* _The exercise_: Reproduce every record below exactly as it appears.

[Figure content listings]
========================

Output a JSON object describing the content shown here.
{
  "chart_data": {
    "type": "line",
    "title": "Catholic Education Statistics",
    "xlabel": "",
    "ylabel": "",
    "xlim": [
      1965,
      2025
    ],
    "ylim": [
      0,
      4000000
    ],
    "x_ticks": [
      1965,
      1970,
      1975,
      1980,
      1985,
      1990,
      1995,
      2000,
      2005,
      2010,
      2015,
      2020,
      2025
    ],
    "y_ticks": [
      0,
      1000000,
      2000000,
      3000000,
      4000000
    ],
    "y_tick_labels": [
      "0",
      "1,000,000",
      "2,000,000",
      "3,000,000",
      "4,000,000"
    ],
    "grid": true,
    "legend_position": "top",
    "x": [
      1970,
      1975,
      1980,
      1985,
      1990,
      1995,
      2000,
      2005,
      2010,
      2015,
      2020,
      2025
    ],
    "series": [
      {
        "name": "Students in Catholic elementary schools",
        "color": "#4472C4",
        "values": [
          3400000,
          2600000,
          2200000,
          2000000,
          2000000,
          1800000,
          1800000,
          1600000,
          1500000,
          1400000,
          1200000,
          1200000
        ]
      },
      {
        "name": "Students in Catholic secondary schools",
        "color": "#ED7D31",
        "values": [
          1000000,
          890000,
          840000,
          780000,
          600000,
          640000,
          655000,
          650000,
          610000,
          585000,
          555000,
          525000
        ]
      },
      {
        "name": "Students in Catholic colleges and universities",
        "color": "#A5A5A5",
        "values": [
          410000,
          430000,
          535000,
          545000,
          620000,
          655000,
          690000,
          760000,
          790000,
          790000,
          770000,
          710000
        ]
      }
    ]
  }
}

========================

* _Reply to the exercise_:
Output a JSON object describing the content shown here.
{
  "chart_data": {
    "type": "line",
    "title": "Catholic Education Statistics",
    "xlabel": "",
    "ylabel": "",
    "xlim": [
      1965,
      2025
    ],
    "ylim": [
      0,
      4000000
    ],
    "x_ticks": [
      1965,
      1970,
      1975,
      1980,
      1985,
      1990,
      1995,
      2000,
      2005,
      2010,
      2015,
      2020,
      2025
    ],
    "y_ticks": [
      0,
      1000000,
      2000000,
      3000000,
      4000000
    ],
    "y_tick_labels": [
      "0",
      "1,000,000",
      "2,000,000",
      "3,000,000",
      "4,000,000"
    ],
    "grid": true,
    "legend_position": "top",
    "x": [
      1970,
      1975,
      1980,
      1985,
      1990,
      1995,
      2000,
      2005,
      2010,
      2015,
      2020,
      2025
    ],
    "series": [
      {
        "name": "Students in Catholic elementary schools",
        "color": "#4472C4",
        "values": [
          3400000,
          2600000,
          2200000,
          2000000,
          2000000,
          1800000,
          1800000,
          1600000,
          1500000,
          1400000,
          1200000,
          1200000
        ]
      },
      {
        "name": "Students in Catholic secondary schools",
        "color": "#ED7D31",
        "values": [
          1000000,
          890000,
          840000,
          780000,
          600000,
          640000,
          655000,
          650000,
          610000,
          585000,
          555000,
          525000
        ]
      },
      {
        "name": "Students in Catholic colleges and universities",
        "color": "#A5A5A5",
        "values": [
          410000,
          430000,
          535000,
          545000,
          620000,
          655000,
          690000,
          760000,
          790000,
          790000,
          770000,
          710000
        ]
      }
    ]
  }
}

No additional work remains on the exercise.